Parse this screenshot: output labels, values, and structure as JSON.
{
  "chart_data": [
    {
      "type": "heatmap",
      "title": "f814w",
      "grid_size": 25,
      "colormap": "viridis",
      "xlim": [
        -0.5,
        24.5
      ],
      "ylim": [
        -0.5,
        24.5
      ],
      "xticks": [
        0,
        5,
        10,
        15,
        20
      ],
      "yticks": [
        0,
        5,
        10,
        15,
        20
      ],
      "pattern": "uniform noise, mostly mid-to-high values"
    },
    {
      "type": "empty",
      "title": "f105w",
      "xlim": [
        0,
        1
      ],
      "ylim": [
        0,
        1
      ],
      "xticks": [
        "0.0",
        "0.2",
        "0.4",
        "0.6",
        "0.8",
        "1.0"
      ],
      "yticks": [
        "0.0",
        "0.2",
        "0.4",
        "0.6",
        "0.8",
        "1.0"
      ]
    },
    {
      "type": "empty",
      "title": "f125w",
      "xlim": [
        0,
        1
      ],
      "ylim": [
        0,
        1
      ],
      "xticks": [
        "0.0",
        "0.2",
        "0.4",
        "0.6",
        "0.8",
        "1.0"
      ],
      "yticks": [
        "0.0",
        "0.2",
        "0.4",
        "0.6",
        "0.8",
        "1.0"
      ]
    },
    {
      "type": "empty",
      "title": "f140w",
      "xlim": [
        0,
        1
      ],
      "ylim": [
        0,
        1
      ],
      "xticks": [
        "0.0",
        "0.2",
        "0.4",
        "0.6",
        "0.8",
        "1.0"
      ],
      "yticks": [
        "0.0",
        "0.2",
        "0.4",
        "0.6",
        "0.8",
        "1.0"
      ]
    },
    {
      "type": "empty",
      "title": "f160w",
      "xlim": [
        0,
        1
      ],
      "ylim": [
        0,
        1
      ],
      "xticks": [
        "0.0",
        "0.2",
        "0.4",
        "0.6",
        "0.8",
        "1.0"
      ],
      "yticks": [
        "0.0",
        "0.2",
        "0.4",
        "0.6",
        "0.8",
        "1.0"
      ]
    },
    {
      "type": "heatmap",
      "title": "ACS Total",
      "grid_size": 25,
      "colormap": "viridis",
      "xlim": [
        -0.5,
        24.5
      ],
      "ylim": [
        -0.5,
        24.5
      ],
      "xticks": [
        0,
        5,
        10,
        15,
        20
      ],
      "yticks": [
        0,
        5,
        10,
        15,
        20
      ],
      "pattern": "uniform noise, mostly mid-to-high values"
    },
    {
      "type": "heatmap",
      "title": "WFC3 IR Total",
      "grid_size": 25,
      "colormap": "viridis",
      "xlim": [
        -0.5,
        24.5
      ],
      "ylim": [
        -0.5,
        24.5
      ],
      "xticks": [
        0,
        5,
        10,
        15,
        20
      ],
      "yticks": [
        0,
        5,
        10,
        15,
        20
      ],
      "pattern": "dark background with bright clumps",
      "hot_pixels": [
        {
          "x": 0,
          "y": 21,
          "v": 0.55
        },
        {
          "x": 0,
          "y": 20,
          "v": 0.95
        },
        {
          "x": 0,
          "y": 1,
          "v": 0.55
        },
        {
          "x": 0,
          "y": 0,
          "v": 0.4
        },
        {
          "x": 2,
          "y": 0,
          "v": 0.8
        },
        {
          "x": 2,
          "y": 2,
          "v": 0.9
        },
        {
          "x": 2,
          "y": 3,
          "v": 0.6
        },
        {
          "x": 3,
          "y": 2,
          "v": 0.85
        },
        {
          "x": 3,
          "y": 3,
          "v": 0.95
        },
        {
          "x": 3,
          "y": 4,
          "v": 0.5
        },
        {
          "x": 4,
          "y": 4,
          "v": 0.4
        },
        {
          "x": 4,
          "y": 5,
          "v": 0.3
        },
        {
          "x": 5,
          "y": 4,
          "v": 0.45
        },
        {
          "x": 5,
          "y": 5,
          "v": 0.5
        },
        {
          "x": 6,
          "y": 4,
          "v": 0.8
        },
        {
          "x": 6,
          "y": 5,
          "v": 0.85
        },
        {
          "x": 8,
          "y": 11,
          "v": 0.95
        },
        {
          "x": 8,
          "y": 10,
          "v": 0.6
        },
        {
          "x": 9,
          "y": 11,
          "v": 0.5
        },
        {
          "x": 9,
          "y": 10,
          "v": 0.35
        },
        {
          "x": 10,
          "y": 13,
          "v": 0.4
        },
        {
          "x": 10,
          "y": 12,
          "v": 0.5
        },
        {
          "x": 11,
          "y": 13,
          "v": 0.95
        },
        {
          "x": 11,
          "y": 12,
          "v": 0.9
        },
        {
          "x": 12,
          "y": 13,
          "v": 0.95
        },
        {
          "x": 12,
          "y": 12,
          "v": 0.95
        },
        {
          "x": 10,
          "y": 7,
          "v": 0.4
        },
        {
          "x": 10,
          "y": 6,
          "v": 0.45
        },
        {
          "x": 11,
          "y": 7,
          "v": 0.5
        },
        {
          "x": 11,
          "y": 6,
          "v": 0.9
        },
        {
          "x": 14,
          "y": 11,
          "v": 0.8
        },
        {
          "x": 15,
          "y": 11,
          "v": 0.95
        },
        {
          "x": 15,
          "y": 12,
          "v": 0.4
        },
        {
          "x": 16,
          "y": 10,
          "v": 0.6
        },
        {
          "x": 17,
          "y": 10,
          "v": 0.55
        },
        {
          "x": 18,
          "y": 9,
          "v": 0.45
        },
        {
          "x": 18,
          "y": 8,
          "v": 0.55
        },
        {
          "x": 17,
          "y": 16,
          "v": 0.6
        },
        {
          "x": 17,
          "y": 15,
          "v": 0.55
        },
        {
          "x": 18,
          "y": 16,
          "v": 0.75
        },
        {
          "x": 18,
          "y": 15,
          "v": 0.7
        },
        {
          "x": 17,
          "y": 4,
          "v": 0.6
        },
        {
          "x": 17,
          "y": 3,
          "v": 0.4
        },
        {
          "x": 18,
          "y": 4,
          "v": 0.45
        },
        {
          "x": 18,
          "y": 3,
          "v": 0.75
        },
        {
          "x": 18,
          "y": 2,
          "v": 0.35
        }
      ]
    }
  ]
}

==================================================

EXERCISE AIM :: Extract every line above exactly as it stands.

IN RESPONSE ::
Parse this screenshot: output labels, values, and structure as JSON.
{
  "chart_data": [
    {
      "type": "heatmap",
      "title": "f814w",
      "grid_size": 25,
      "colormap": "viridis",
      "xlim": [
        -0.5,
        24.5
      ],
      "ylim": [
        -0.5,
        24.5
      ],
      "xticks": [
        0,
        5,
        10,
        15,
        20
      ],
      "yticks": [
        0,
        5,
        10,
        15,
        20
      ],
      "pattern": "uniform noise, mostly mid-to-high values"
    },
    {
      "type": "empty",
      "title": "f105w",
      "xlim": [
        0,
        1
      ],
      "ylim": [
        0,
        1
      ],
      "xticks": [
        "0.0",
        "0.2",
        "0.4",
        "0.6",
        "0.8",
        "1.0"
      ],
      "yticks": [
        "0.0",
        "0.2",
        "0.4",
        "0.6",
        "0.8",
        "1.0"
      ]
    },
    {
      "type": "empty",
      "title": "f125w",
      "xlim": [
        0,
        1
      ],
      "ylim": [
        0,
        1
      ],
      "xticks": [
        "0.0",
        "0.2",
        "0.4",
        "0.6",
        "0.8",
        "1.0"
      ],
      "yticks": [
        "0.0",
        "0.2",
        "0.4",
        "0.6",
        "0.8",
        "1.0"
      ]
    },
    {
      "type": "empty",
      "title": "f140w",
      "xlim": [
        0,
        1
      ],
      "ylim": [
        0,
        1
      ],
      "xticks": [
        "0.0",
        "0.2",
        "0.4",
        "0.6",
        "0.8",
        "1.0"
      ],
      "yticks": [
        "0.0",
        "0.2",
        "0.4",
        "0.6",
        "0.8",
        "1.0"
      ]
    },
    {
      "type": "empty",
      "title": "f160w",
      "xlim": [
        0,
        1
      ],
      "ylim": [
        0,
        1
      ],
      "xticks": [
        "0.0",
        "0.2",
        "0.4",
        "0.6",
        "0.8",
        "1.0"
      ],
      "yticks": [
        "0.0",
        "0.2",
        "0.4",
        "0.6",
        "0.8",
        "1.0"
      ]
    },
    {
      "type": "heatmap",
      "title": "ACS Total",
      "grid_size": 25,
      "colormap": "viridis",
      "xlim": [
        -0.5,
        24.5
      ],
      "ylim": [
        -0.5,
        24.5
      ],
      "xticks": [
        0,
        5,
        10,
        15,
        20
      ],
      "yticks": [
        0,
        5,
        10,
        15,
        20
      ],
      "pattern": "uniform noise, mostly mid-to-high values"
    },
    {
      "type": "heatmap",
      "title": "WFC3 IR Total",
      "grid_size": 25,
      "colormap": "viridis",
      "xlim": [
        -0.5,
        24.5
      ],
      "ylim": [
        -0.5,
        24.5
      ],
      "xticks": [
        0,
        5,
        10,
        15,
        20
      ],
      "yticks": [
        0,
        5,
        10,
        15,
        20
      ],
      "pattern": "dark background with bright clumps",
      "hot_pixels": [
        {
          "x": 0,
          "y": 21,
          "v": 0.55
        },
        {
          "x": 0,
          "y": 20,
          "v": 0.95
        },
        {
          "x": 0,
          "y": 1,
          "v": 0.55
        },
        {
          "x": 0,
          "y": 0,
          "v": 0.4
        },
        {
          "x": 2,
          "y": 0,
          "v": 0.8
        },
        {
          "x": 2,
          "y": 2,
          "v": 0.9
        },
        {
          "x": 2,
          "y": 3,
          "v": 0.6
        },
        {
          "x": 3,
          "y": 2,
          "v": 0.85
        },
        {
          "x": 3,
          "y": 3,
          "v": 0.95
        },
        {
          "x": 3,
          "y": 4,
          "v": 0.5
        },
        {
          "x": 4,
          "y": 4,
          "v": 0.4
        },
        {
          "x": 4,
          "y": 5,
          "v": 0.3
        },
        {
          "x": 5,
          "y": 4,
          "v": 0.45
        },
        {
          "x": 5,
          "y": 5,
          "v": 0.5
        },
        {
          "x": 6,
          "y": 4,
          "v": 0.8
        },
        {
          "x": 6,
          "y": 5,
          "v": 0.85
        },
        {
          "x": 8,
          "y": 11,
          "v": 0.95
        },
        {
          "x": 8,
          "y": 10,
          "v": 0.6
        },
        {
          "x": 9,
          "y": 11,
          "v": 0.5
        },
        {
          "x": 9,
          "y": 10,
          "v": 0.35
        },
        {
          "x": 10,
          "y": 13,
          "v": 0.4
        },
        {
          "x": 10,
          "y": 12,
          "v": 0.5
        },
        {
          "x": 11,
          "y": 13,
          "v": 0.95
        },
        {
          "x": 11,
          "y": 12,
          "v": 0.9
        },
        {
          "x": 12,
          "y": 13,
          "v": 0.95
        },
        {
          "x": 12,
          "y": 12,
          "v": 0.95
        },
        {
          "x": 10,
          "y": 7,
          "v": 0.4
        },
        {
          "x": 10,
          "y": 6,
          "v": 0.45
        },
        {
          "x": 11,
          "y": 7,
          "v": 0.5
        },
        {
          "x": 11,
          "y": 6,
          "v": 0.9
        },
        {
          "x": 14,
          "y": 11,
          "v": 0.8
        },
        {
          "x": 15,
          "y": 11,
          "v": 0.95
        },
        {
          "x": 15,
          "y": 12,
          "v": 0.4
        },
        {
          "x": 16,
          "y": 10,
          "v": 0.6
        },
        {
          "x": 17,
          "y": 10,
          "v": 0.55
        },
        {
          "x": 18,
          "y": 9,
          "v": 0.45
        },
        {
          "x": 18,
          "y": 8,
          "v": 0.55
        },
        {
          "x": 17,
          "y": 16,
          "v": 0.6
        },
        {
          "x": 17,
          "y": 15,
          "v": 0.55
        },
        {
          "x": 18,
          "y": 16,
          "v": 0.75
        },
        {
          "x": 18,
          "y": 15,
          "v": 0.7
        },
        {
          "x": 17,
          "y": 4,
          "v": 0.6
        },
        {
          "x": 17,
          "y": 3,
          "v": 0.4
        },
        {
          "x": 18,
          "y": 4,
          "v": 0.45
        },
        {
          "x": 18,
          "y": 3,
          "v": 0.75
        },
        {
          "x": 18,
          "y": 2,
          "v": 0.35
        }
      ]
    }
  ]
}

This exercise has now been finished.